• [Extract]:
■ ■ ■

RESPITE: The CASA Toolkit Page: Documentation: Block Library Index:ColourMask

ColourMask

The ColourMask block performs a `pseudo-grouping' on a discrete 1/0 missing data mask to perform a set of numbered groups. The output is a time-frequency map in which each point is labelled with an integer label indicating the group to which it has been assigned. This map may be used as input to the multisource decoder.

The `pseudo-grouping' is based on locating and labelling contiguous regions of 1's in the missing data mask. Time-frequency points are considered contiguous if they are adjacent in either time or frequency (i.e. joined either `horizontally' or `vertically' but not `diagonally' in the 2-D time-frequency map). Each separated region is assigned a unique group number. As an option the missing data mask may be split into sub-bands which are treated independently when searching for contiguous regions.

■ ■ ■

• [Dataset rows]:
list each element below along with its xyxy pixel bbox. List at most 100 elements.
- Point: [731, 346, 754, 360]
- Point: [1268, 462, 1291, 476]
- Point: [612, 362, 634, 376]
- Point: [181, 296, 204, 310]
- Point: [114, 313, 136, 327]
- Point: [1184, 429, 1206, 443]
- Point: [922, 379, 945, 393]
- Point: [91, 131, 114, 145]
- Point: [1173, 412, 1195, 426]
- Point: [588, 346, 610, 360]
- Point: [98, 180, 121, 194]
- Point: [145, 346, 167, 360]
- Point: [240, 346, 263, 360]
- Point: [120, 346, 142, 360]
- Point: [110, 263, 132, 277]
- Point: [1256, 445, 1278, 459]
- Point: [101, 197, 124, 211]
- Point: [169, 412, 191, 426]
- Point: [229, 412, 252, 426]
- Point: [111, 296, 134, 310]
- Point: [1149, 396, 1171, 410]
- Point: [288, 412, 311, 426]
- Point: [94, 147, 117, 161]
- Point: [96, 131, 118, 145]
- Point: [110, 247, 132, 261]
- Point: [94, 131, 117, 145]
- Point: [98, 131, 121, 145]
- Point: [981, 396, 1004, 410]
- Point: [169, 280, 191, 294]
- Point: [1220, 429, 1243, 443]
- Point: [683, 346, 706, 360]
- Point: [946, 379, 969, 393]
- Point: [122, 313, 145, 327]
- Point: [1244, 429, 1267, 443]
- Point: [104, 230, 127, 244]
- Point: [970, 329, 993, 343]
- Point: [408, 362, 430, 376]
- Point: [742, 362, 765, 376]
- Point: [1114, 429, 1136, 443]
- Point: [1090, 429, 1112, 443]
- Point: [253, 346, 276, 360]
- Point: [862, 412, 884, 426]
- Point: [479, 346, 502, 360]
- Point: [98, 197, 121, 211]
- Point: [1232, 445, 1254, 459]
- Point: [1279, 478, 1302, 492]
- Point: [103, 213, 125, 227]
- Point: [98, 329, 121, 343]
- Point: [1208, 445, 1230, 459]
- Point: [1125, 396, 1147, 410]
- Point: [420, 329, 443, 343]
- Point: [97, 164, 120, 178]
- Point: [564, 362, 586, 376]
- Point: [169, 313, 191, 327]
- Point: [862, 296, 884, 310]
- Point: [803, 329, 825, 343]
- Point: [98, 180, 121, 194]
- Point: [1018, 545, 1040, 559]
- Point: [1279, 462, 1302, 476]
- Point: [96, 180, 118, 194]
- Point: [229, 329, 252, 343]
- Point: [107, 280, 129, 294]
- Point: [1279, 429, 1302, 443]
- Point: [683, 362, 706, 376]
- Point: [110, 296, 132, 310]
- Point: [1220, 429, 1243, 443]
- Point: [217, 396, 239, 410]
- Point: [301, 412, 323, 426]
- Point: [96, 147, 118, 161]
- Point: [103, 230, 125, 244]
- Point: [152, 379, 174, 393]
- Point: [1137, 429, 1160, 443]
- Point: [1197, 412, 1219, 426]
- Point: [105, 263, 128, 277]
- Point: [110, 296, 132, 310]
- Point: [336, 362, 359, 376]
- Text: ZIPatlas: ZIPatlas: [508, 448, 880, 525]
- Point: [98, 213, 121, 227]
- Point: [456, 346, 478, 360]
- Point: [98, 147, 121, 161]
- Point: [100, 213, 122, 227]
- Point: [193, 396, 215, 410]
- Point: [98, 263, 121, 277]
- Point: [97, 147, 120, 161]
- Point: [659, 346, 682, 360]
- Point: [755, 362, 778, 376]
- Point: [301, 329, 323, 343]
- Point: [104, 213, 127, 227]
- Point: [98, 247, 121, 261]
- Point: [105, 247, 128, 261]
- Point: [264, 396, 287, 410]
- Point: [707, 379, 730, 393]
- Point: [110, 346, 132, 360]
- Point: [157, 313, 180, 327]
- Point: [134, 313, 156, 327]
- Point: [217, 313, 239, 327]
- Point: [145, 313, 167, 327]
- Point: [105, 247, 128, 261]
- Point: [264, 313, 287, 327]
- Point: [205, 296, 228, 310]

■ ■ ■

• [Exercise]:
Could you write out the ColourMask documentation again, everything from "The ColourMask block" down to "the multisource decoder.", switching "map" to "grid"?

• [Exercise result]:
The ColourMask block performs a `pseudo-grouping' on a discrete 1/0 missing data mask to perform a set of numbered groups. The output is a time-frequency grid in which each point is labelled with an integer label indicating the group to which it has been assigned. This grid may be used as input to the multisource decoder.